EXTRACTED RECORDS ->

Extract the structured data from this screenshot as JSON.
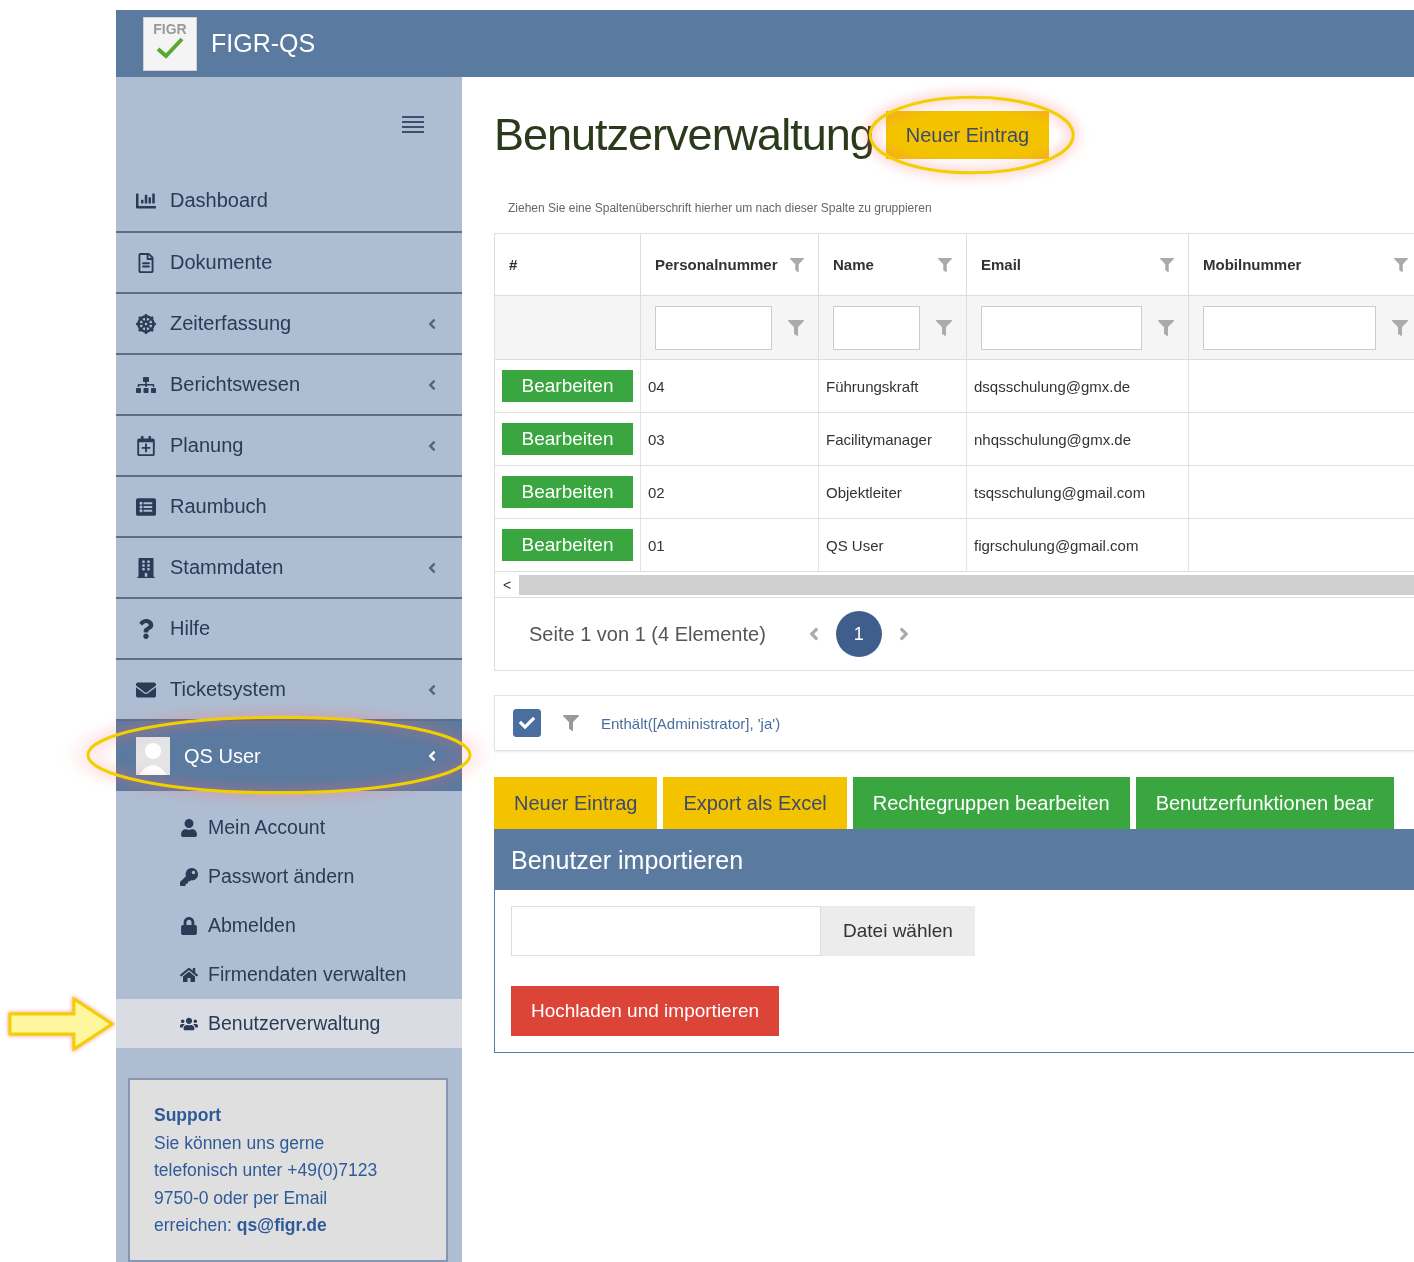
{
  "header": {
    "logo_text": "FIGR",
    "title": "FIGR-QS"
  },
  "sidebar": {
    "items": [
      {
        "label": "Dashboard",
        "selected": false,
        "has_submenu": false
      },
      {
        "label": "Dokumente",
        "selected": false,
        "has_submenu": false
      },
      {
        "label": "Zeiterfassung",
        "selected": false,
        "has_submenu": true
      },
      {
        "label": "Berichtswesen",
        "selected": false,
        "has_submenu": true
      },
      {
        "label": "Planung",
        "selected": false,
        "has_submenu": true
      },
      {
        "label": "Raumbuch",
        "selected": false,
        "has_submenu": false
      },
      {
        "label": "Stammdaten",
        "selected": false,
        "has_submenu": true
      },
      {
        "label": "Hilfe",
        "selected": false,
        "has_submenu": false
      },
      {
        "label": "Ticketsystem",
        "selected": false,
        "has_submenu": true
      },
      {
        "label": "QS User",
        "selected": true,
        "has_submenu": true
      }
    ],
    "submenu": [
      {
        "label": "Mein Account",
        "selected": false
      },
      {
        "label": "Passwort ändern",
        "selected": false
      },
      {
        "label": "Abmelden",
        "selected": false
      },
      {
        "label": "Firmendaten verwalten",
        "selected": false
      },
      {
        "label": "Benutzerverwaltung",
        "selected": true
      }
    ],
    "support": {
      "title": "Support",
      "text": "Sie können uns gerne telefonisch unter +49(0)7123 9750-0 oder per Email erreichen: **qs@figr.de**"
    }
  },
  "page": {
    "title": "Benutzerverwaltung",
    "new_button": "Neuer Eintrag"
  },
  "grid": {
    "group_hint": "Ziehen Sie eine Spaltenüberschrift hierher um nach dieser Spalte zu gruppieren",
    "columns": [
      {
        "label": "#",
        "filterable": false
      },
      {
        "label": "Personalnummer",
        "filterable": true
      },
      {
        "label": "Name",
        "filterable": true
      },
      {
        "label": "Email",
        "filterable": true
      },
      {
        "label": "Mobilnummer",
        "filterable": true
      }
    ],
    "rows": [
      {
        "action": "Bearbeiten",
        "personalnummer": "04",
        "name": "Führungskraft",
        "email": "dsqsschulung@gmx.de"
      },
      {
        "action": "Bearbeiten",
        "personalnummer": "03",
        "name": "Facilitymanager",
        "email": "nhqsschulung@gmx.de"
      },
      {
        "action": "Bearbeiten",
        "personalnummer": "02",
        "name": "Objektleiter",
        "email": "tsqsschulung@gmail.com"
      },
      {
        "action": "Bearbeiten",
        "personalnummer": "01",
        "name": "QS User",
        "email": "figrschulung@gmail.com"
      }
    ],
    "scroll_left": "<",
    "pager": {
      "summary": "Seite 1 von 1 (4 Elemente)",
      "pages": [
        {
          "label": "1",
          "selected": true
        }
      ]
    },
    "filter": {
      "checked": true,
      "expression": "Enthält([Administrator], 'ja')"
    }
  },
  "actions": [
    {
      "label": "Neuer Eintrag",
      "kind": "warning"
    },
    {
      "label": "Export als Excel",
      "kind": "warning"
    },
    {
      "label": "Rechtegruppen bearbeiten",
      "kind": "success"
    },
    {
      "label": "Benutzerfunktionen bear",
      "kind": "success"
    }
  ],
  "import": {
    "title": "Benutzer importieren",
    "choose_button": "Datei wählen",
    "upload_button": "Hochladen und importieren"
  }
}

GIVEN EXERCISE ->
Where a line in the entries holds the word "importieren", copy that line.

RESPONSE TO THE EXERCISE ->
    "title": "Benutzer importieren",
    "upload_button": "Hochladen und importieren"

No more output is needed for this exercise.